- [Task]
Write out every line of the material exactly as it appears.

══ Source records ══

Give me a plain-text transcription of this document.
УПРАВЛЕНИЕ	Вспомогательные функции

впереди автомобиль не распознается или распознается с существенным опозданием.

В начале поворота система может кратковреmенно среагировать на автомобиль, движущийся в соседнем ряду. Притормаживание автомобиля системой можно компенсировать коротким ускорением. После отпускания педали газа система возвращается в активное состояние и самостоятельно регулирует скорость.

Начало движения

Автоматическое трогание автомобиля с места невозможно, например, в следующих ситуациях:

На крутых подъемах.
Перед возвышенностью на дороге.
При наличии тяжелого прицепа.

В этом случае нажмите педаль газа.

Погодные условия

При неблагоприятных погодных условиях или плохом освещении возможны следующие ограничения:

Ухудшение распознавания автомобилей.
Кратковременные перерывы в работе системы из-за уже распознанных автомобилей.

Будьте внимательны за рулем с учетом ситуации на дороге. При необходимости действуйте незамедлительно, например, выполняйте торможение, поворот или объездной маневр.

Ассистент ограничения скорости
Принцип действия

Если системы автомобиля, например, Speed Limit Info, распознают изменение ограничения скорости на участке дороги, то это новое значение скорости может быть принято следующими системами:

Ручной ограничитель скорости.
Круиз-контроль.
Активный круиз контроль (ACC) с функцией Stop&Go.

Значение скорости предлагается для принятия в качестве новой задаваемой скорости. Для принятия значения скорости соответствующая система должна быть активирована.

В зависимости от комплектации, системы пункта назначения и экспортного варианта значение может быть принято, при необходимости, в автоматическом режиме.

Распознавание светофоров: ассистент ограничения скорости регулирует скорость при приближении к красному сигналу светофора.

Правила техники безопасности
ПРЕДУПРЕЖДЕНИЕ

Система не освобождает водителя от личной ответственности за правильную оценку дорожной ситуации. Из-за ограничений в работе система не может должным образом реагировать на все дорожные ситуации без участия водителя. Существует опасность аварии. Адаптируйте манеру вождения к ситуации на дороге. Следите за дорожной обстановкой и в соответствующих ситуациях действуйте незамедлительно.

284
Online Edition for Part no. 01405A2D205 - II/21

═══

- [Written reply]
Give me a plain-text transcription of this document.
УПРАВЛЕНИЕ	Вспомогательные функции

впереди автомобиль не распознается или распознается с существенным опозданием.

В начале поворота система может кратковреmенно среагировать на автомобиль, движущийся в соседнем ряду. Притормаживание автомобиля системой можно компенсировать коротким ускорением. После отпускания педали газа система возвращается в активное состояние и самостоятельно регулирует скорость.

Начало движения

Автоматическое трогание автомобиля с места невозможно, например, в следующих ситуациях:

На крутых подъемах.
Перед возвышенностью на дороге.
При наличии тяжелого прицепа.

В этом случае нажмите педаль газа.

Погодные условия

При неблагоприятных погодных условиях или плохом освещении возможны следующие ограничения:

Ухудшение распознавания автомобилей.
Кратковременные перерывы в работе системы из-за уже распознанных автомобилей.

Будьте внимательны за рулем с учетом ситуации на дороге. При необходимости действуйте незамедлительно, например, выполняйте торможение, поворот или объездной маневр.

Ассистент ограничения скорости
Принцип действия

Если системы автомобиля, например, Speed Limit Info, распознают изменение ограничения скорости на участке дороги, то это новое значение скорости может быть принято следующими системами:

Ручной ограничитель скорости.
Круиз-контроль.
Активный круиз контроль (ACC) с функцией Stop&Go.

Значение скорости предлагается для принятия в качестве новой задаваемой скорости. Для принятия значения скорости соответствующая система должна быть активирована.

В зависимости от комплектации, системы пункта назначения и экспортного варианта значение может быть принято, при необходимости, в автоматическом режиме.

Распознавание светофоров: ассистент ограничения скорости регулирует скорость при приближении к красному сигналу светофора.

Правила техники безопасности
ПРЕДУПРЕЖДЕНИЕ

Система не освобождает водителя от личной ответственности за правильную оценку дорожной ситуации. Из-за ограничений в работе система не может должным образом реагировать на все дорожные ситуации без участия водителя. Существует опасность аварии. Адаптируйте манеру вождения к ситуации на дороге. Следите за дорожной обстановкой и в соответствующих ситуациях действуйте незамедлительно.

284
Online Edition for Part no. 01405A2D205 - II/21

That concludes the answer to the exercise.